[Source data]
* * * * * * *

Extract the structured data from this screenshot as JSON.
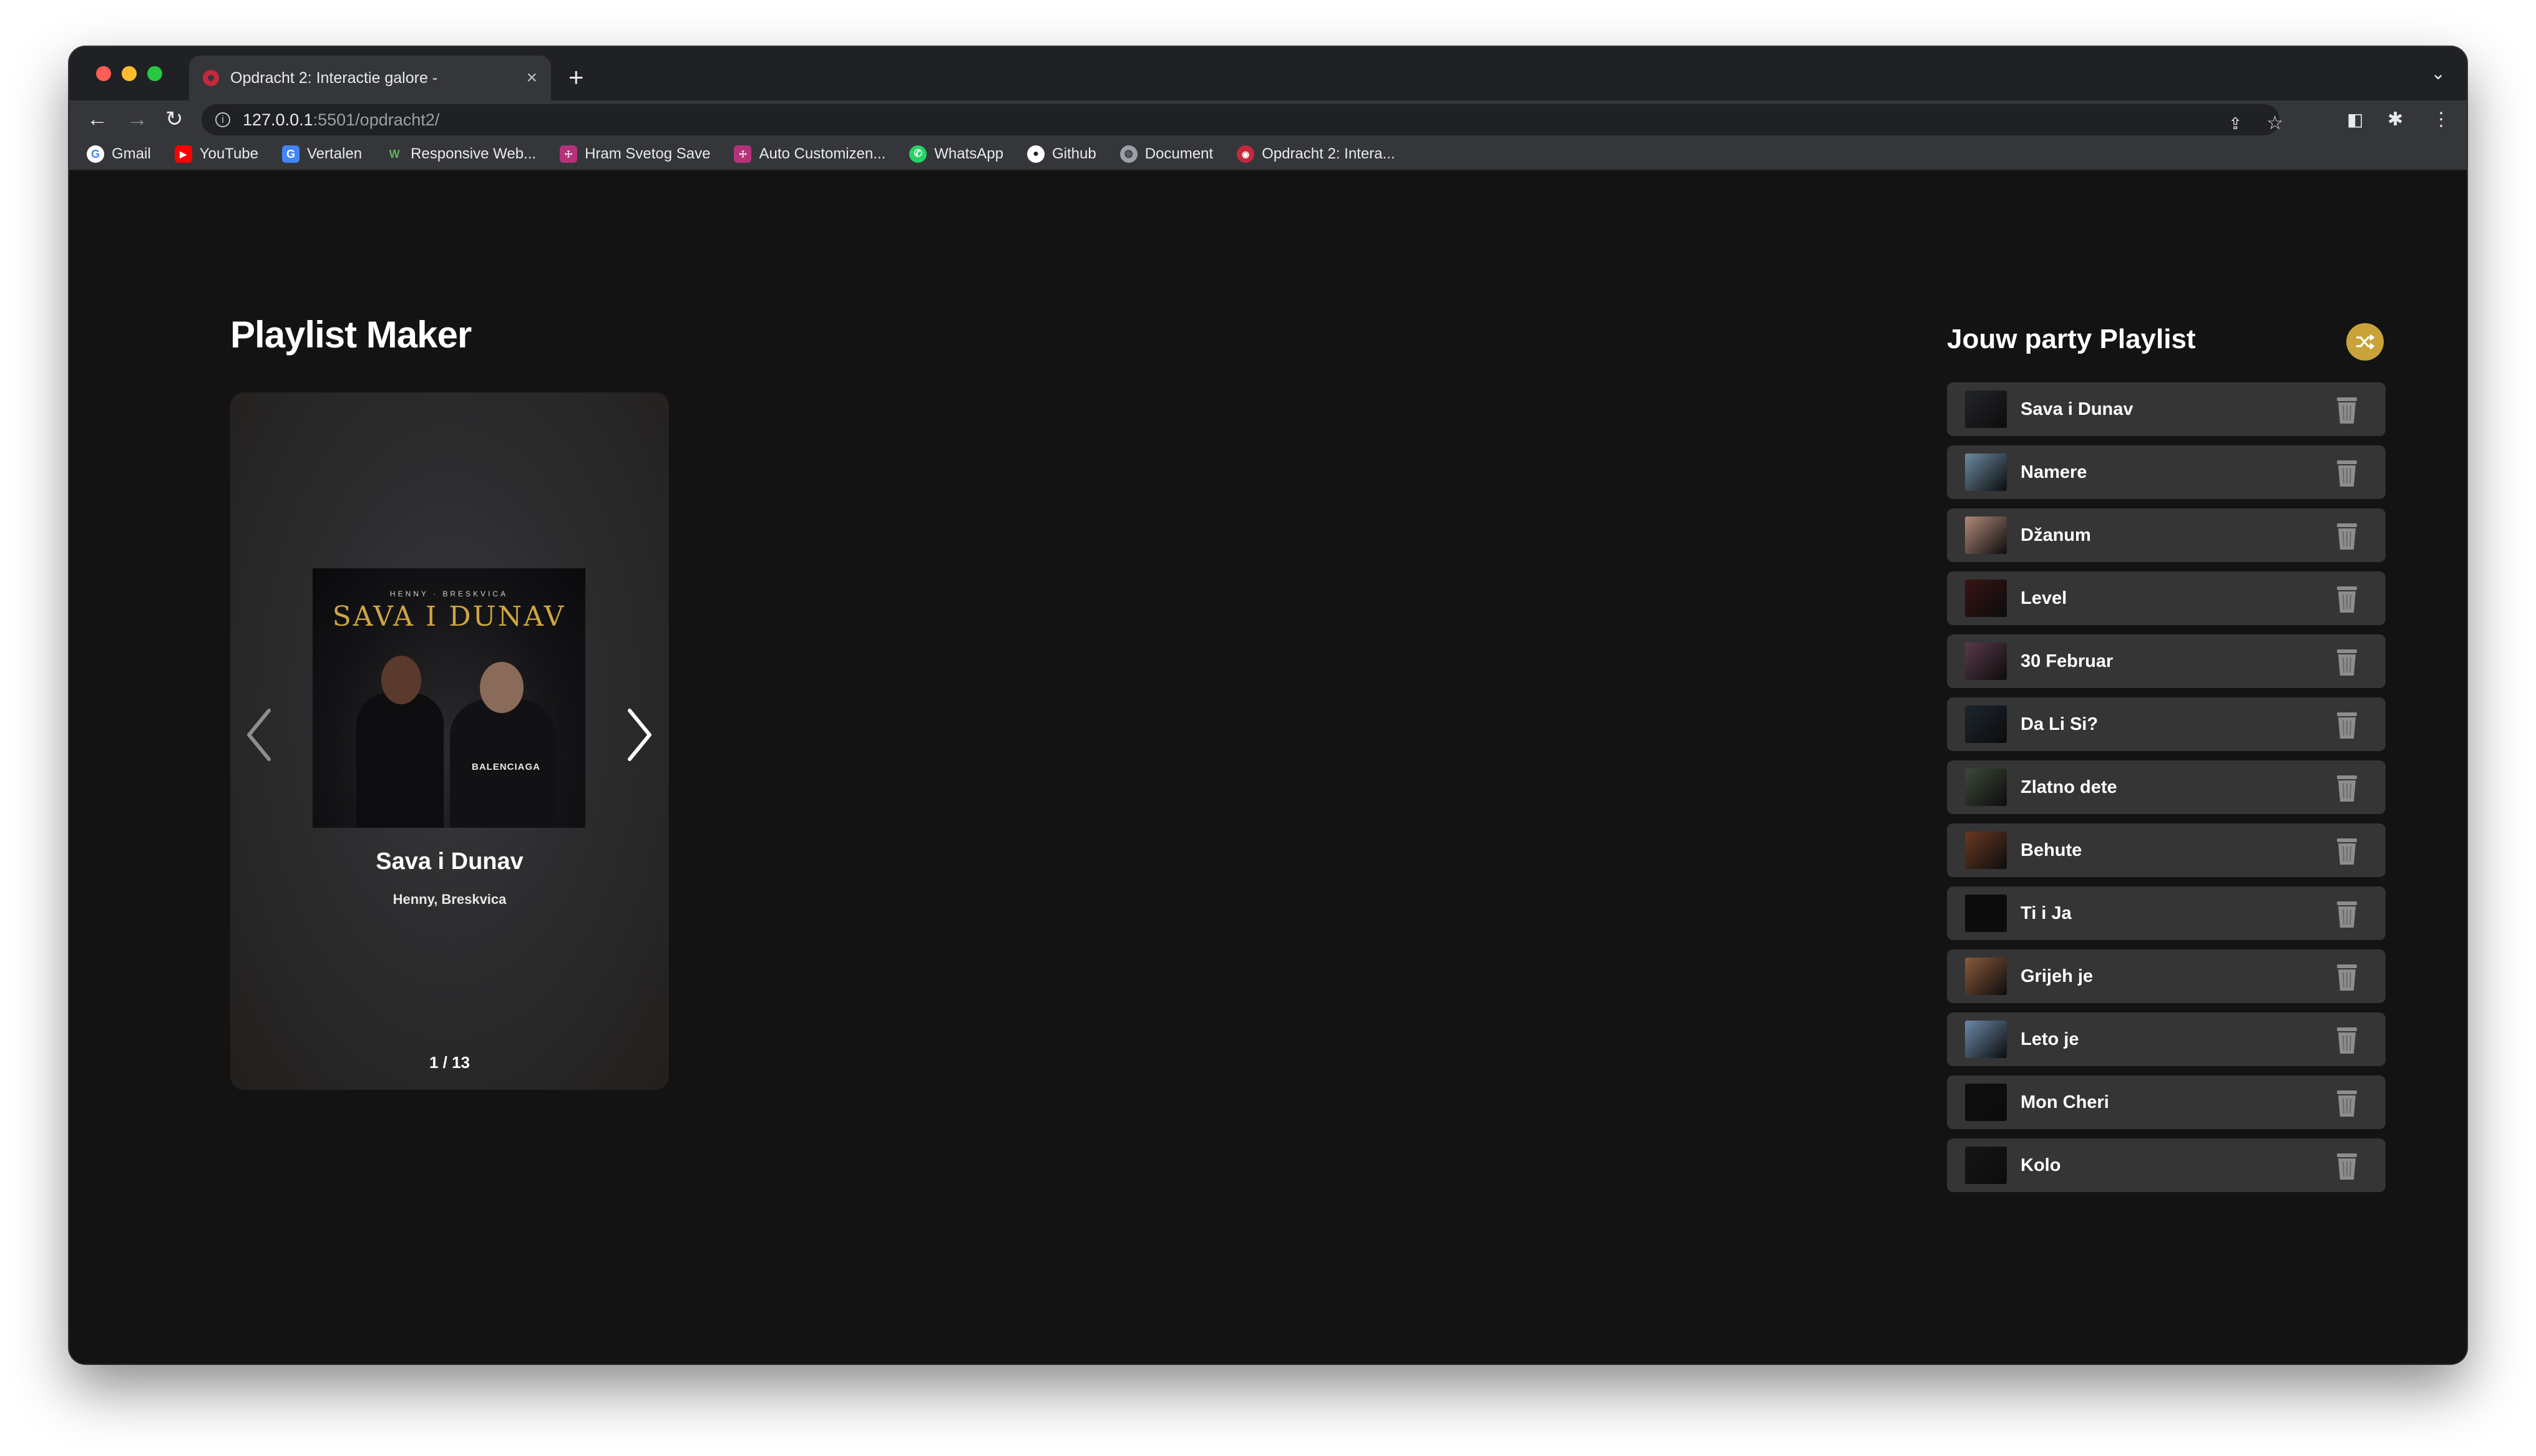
{
  "browser": {
    "tab_title": "Opdracht 2: Interactie galore -",
    "tab_close": "×",
    "new_tab": "+",
    "tab_menu": "⌄",
    "url_host": "127.0.0.1",
    "url_path": ":5501/opdracht2/",
    "bookmarks": [
      {
        "label": "Gmail",
        "icon": "gmail-icon",
        "color": "#ffffff"
      },
      {
        "label": "YouTube",
        "icon": "youtube-icon",
        "color": "#ff0000"
      },
      {
        "label": "Vertalen",
        "icon": "translate-icon",
        "color": "#4285f4"
      },
      {
        "label": "Responsive Web...",
        "icon": "webflow-icon",
        "color": "#35363a"
      },
      {
        "label": "Hram Svetog Save",
        "icon": "church-icon",
        "color": "#b5317a"
      },
      {
        "label": "Auto Customizen...",
        "icon": "car-icon",
        "color": "#b5317a"
      },
      {
        "label": "WhatsApp",
        "icon": "whatsapp-icon",
        "color": "#25d366"
      },
      {
        "label": "Github",
        "icon": "github-icon",
        "color": "#ffffff"
      },
      {
        "label": "Document",
        "icon": "globe-icon",
        "color": "#9aa0a6"
      },
      {
        "label": "Opdracht 2: Intera...",
        "icon": "page-icon",
        "color": "#c5283d"
      }
    ]
  },
  "page": {
    "title": "Playlist Maker"
  },
  "card": {
    "cover_artists": "HENNY · BRESKVICA",
    "cover_title": "SAVA I DUNAV",
    "cover_tag": "BALENCIAGA",
    "song": "Sava i Dunav",
    "artist": "Henny, Breskvica",
    "counter": "1 / 13"
  },
  "playlist": {
    "title": "Jouw party Playlist",
    "accent": "#c9a33a",
    "items": [
      {
        "name": "Sava i Dunav",
        "thumb": "#23252b"
      },
      {
        "name": "Namere",
        "thumb": "#6a8ba1"
      },
      {
        "name": "Džanum",
        "thumb": "#b08a7a"
      },
      {
        "name": "Level",
        "thumb": "#3a1414"
      },
      {
        "name": "30 Februar",
        "thumb": "#5a3a4a"
      },
      {
        "name": "Da Li Si?",
        "thumb": "#1c2630"
      },
      {
        "name": "Zlatno dete",
        "thumb": "#3d4a3a"
      },
      {
        "name": "Behute",
        "thumb": "#6a3a22"
      },
      {
        "name": "Ti i Ja",
        "thumb": "#0b0b0b"
      },
      {
        "name": "Grijeh je",
        "thumb": "#8a5a3a"
      },
      {
        "name": "Leto je",
        "thumb": "#6a8aaa"
      },
      {
        "name": "Mon Cheri",
        "thumb": "#0e0e0e"
      },
      {
        "name": "Kolo",
        "thumb": "#161616"
      }
    ]
  }
}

* * * * * * *

→ Exercise brief:
In the listing above, locate each line with "icon" and copy it.

→ Task output:
        "icon": "gmail-icon",
        "icon": "youtube-icon",
        "icon": "translate-icon",
        "icon": "webflow-icon",
        "icon": "church-icon",
        "icon": "car-icon",
        "icon": "whatsapp-icon",
        "icon": "github-icon",
        "icon": "globe-icon",
        "icon": "page-icon",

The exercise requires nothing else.